> _WHAT IS BEING ASKED_
Count every line where "title" occurs. Give the total alone.

***** DATA SUPPLIED

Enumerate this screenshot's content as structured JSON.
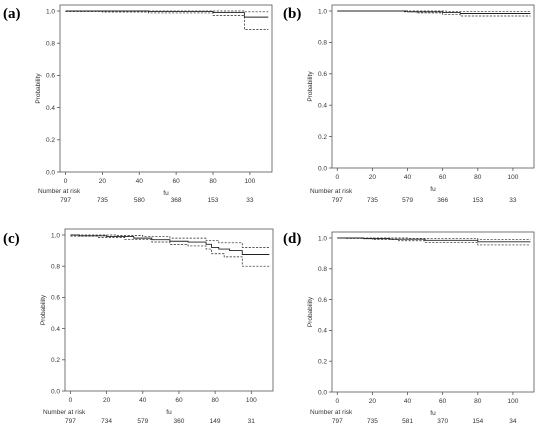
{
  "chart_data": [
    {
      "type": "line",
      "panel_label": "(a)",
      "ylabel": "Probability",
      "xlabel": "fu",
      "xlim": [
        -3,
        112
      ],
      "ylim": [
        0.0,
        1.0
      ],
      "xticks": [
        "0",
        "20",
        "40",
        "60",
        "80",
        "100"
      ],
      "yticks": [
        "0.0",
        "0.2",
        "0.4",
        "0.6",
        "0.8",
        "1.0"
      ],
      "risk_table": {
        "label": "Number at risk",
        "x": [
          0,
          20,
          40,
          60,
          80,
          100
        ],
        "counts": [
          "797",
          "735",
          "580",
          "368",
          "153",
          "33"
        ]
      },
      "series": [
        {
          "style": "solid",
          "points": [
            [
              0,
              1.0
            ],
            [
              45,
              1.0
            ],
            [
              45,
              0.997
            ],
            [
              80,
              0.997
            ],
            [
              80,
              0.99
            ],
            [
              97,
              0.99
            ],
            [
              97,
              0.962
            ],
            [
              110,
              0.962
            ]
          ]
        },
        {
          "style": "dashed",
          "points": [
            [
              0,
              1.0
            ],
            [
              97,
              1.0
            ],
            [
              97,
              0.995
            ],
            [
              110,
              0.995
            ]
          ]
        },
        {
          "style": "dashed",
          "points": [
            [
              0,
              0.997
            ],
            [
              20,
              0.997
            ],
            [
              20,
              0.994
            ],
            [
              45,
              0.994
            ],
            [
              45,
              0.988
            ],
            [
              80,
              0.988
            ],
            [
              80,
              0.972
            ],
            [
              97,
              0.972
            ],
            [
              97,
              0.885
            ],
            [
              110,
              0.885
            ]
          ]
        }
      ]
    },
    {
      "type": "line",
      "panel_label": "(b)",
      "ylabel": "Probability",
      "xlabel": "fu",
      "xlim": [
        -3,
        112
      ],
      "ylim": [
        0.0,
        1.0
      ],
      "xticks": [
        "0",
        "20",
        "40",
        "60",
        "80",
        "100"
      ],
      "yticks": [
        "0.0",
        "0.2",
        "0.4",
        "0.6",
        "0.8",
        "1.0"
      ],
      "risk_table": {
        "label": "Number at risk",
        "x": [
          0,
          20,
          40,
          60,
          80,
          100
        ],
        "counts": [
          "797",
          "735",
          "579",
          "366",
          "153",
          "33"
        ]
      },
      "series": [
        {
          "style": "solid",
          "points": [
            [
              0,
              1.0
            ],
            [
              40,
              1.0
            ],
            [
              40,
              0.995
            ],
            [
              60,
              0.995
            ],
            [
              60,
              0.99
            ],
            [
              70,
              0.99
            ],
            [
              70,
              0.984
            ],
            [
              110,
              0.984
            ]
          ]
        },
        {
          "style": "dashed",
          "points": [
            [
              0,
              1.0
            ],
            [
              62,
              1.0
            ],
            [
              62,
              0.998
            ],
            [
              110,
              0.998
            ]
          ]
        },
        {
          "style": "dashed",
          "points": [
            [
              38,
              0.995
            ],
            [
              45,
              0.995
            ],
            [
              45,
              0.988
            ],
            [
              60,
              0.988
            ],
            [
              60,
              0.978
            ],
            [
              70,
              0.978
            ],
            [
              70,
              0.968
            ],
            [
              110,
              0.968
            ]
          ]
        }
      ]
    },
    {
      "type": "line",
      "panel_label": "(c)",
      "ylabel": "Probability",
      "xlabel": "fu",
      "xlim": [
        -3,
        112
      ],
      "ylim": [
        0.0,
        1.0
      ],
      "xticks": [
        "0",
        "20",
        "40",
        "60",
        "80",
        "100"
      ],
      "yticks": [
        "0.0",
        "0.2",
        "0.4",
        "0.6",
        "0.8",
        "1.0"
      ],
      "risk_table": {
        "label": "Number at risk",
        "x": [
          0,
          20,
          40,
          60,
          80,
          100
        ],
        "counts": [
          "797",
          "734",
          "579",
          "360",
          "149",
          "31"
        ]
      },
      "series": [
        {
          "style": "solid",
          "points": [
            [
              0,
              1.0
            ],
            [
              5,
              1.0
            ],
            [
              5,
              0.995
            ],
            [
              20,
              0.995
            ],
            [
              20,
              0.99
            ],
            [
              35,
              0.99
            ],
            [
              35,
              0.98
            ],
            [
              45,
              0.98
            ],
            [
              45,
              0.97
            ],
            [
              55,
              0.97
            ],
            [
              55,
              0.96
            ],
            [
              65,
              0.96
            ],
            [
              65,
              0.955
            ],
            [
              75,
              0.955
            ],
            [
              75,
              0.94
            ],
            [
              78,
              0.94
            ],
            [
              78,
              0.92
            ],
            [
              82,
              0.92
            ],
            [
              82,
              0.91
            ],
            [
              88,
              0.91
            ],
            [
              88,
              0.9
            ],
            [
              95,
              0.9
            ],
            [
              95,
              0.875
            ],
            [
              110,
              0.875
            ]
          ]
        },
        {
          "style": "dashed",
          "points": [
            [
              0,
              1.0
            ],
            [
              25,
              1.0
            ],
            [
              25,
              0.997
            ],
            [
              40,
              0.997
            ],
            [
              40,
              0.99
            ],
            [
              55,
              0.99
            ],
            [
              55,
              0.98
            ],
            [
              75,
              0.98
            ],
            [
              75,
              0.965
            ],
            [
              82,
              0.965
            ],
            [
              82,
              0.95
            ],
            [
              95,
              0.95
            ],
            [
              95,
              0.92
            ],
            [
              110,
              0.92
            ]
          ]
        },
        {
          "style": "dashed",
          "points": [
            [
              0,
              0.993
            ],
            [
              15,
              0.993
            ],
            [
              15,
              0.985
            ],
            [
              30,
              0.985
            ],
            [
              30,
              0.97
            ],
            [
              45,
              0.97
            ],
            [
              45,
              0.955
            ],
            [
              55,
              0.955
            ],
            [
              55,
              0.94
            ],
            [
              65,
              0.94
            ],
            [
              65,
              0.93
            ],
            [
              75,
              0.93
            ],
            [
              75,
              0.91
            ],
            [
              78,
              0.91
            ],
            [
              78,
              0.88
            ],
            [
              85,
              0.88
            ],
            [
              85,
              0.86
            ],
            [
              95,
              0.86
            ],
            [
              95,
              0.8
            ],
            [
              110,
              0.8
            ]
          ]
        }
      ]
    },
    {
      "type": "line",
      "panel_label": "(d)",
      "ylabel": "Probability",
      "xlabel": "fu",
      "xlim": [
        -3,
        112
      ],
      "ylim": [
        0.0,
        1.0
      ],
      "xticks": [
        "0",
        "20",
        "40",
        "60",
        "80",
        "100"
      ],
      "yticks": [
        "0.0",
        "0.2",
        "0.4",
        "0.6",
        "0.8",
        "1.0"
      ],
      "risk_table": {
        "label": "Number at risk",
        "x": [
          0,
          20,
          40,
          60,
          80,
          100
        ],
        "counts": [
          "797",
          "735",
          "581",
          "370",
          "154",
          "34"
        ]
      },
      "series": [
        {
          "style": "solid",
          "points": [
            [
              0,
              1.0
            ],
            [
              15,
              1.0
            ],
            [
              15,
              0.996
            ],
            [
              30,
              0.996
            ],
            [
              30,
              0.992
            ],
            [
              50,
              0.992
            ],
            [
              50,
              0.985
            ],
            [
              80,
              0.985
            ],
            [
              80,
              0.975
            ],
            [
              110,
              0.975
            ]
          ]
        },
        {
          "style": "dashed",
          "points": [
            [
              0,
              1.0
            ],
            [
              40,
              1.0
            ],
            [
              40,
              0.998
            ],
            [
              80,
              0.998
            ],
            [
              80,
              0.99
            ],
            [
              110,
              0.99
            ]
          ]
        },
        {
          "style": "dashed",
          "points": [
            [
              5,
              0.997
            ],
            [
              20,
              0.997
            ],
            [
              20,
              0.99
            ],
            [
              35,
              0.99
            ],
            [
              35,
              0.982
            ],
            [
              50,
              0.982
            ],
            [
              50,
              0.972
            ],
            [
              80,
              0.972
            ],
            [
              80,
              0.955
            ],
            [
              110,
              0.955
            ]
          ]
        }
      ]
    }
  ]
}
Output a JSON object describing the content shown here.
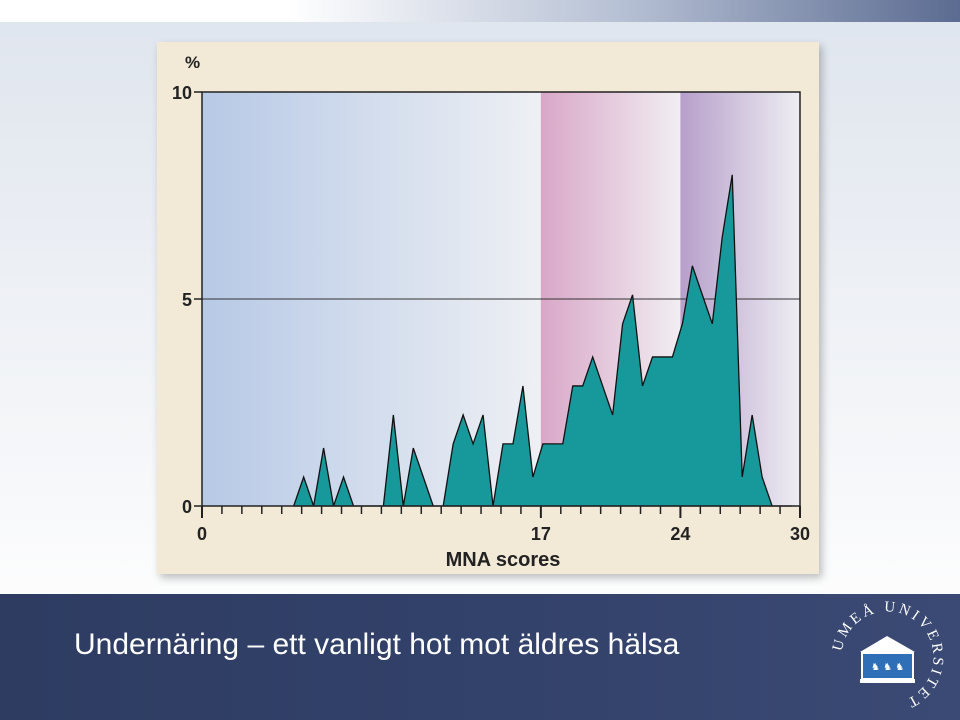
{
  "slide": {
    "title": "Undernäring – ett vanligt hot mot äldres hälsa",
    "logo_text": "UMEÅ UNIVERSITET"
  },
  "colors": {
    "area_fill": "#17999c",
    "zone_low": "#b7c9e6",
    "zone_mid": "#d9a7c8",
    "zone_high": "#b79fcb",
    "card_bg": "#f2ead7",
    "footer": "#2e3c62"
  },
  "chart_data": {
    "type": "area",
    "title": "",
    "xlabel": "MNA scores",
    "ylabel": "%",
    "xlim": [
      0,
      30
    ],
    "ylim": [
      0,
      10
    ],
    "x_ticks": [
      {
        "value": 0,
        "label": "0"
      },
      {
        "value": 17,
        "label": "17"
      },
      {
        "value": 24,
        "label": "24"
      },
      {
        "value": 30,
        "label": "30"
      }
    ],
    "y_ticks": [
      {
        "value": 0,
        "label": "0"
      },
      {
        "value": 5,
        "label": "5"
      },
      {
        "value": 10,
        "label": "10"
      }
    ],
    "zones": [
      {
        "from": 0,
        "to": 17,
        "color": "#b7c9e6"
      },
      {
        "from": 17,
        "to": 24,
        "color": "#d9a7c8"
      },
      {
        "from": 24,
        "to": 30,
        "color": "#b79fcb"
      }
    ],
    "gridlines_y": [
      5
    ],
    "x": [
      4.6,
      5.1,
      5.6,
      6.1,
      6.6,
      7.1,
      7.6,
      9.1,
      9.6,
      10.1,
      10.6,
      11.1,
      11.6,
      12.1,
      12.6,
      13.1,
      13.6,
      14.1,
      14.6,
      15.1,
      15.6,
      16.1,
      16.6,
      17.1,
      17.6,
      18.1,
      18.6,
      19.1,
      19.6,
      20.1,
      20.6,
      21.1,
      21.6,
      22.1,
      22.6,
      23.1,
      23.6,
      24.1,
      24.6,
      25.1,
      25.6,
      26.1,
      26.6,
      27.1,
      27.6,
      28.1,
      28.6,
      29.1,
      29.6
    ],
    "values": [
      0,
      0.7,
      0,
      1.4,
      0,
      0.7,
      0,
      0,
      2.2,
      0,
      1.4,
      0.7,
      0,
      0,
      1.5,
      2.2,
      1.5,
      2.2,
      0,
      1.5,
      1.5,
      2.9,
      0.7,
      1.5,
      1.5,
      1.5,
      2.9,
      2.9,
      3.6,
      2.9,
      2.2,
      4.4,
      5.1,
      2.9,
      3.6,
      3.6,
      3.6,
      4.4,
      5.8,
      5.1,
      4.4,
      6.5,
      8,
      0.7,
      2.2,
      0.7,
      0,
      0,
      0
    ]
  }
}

**********

> _TASK SOLUTION_
2